■ **Exercise goal**:
All material below is to be reproduced exactly.

■ **Given information**:

Start

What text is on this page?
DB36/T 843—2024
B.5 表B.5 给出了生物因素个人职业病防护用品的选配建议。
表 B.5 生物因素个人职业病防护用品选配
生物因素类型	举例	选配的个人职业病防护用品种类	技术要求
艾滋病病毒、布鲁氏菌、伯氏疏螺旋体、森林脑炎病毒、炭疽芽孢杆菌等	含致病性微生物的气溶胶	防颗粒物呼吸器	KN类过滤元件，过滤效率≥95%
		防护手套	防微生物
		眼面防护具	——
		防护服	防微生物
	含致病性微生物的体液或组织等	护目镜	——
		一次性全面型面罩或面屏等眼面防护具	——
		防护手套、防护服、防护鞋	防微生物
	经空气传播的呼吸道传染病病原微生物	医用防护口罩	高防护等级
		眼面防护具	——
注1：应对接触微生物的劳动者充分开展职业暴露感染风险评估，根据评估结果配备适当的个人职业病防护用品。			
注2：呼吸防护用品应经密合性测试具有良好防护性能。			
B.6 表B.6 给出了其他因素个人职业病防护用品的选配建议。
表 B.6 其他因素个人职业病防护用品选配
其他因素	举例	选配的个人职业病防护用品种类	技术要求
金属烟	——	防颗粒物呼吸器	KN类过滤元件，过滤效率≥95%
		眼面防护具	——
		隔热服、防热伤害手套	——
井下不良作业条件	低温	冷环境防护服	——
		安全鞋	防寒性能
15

End

■ **Answer to the task**:
What text is on this page?
DB36/T 843—2024
B.5 表B.5 给出了生物因素个人职业病防护用品的选配建议。
表 B.5 生物因素个人职业病防护用品选配
生物因素类型	举例	选配的个人职业病防护用品种类	技术要求
艾滋病病毒、布鲁氏菌、伯氏疏螺旋体、森林脑炎病毒、炭疽芽孢杆菌等	含致病性微生物的气溶胶	防颗粒物呼吸器	KN类过滤元件，过滤效率≥95%
		防护手套	防微生物
		眼面防护具	——
		防护服	防微生物
	含致病性微生物的体液或组织等	护目镜	——
		一次性全面型面罩或面屏等眼面防护具	——
		防护手套、防护服、防护鞋	防微生物
	经空气传播的呼吸道传染病病原微生物	医用防护口罩	高防护等级
		眼面防护具	——
注1：应对接触微生物的劳动者充分开展职业暴露感染风险评估，根据评估结果配备适当的个人职业病防护用品。			
注2：呼吸防护用品应经密合性测试具有良好防护性能。			
B.6 表B.6 给出了其他因素个人职业病防护用品的选配建议。
表 B.6 其他因素个人职业病防护用品选配
其他因素	举例	选配的个人职业病防护用品种类	技术要求
金属烟	——	防颗粒物呼吸器	KN类过滤元件，过滤效率≥95%
		眼面防护具	——
		隔热服、防热伤害手套	——
井下不良作业条件	低温	冷环境防护服	——
		安全鞋	防寒性能
15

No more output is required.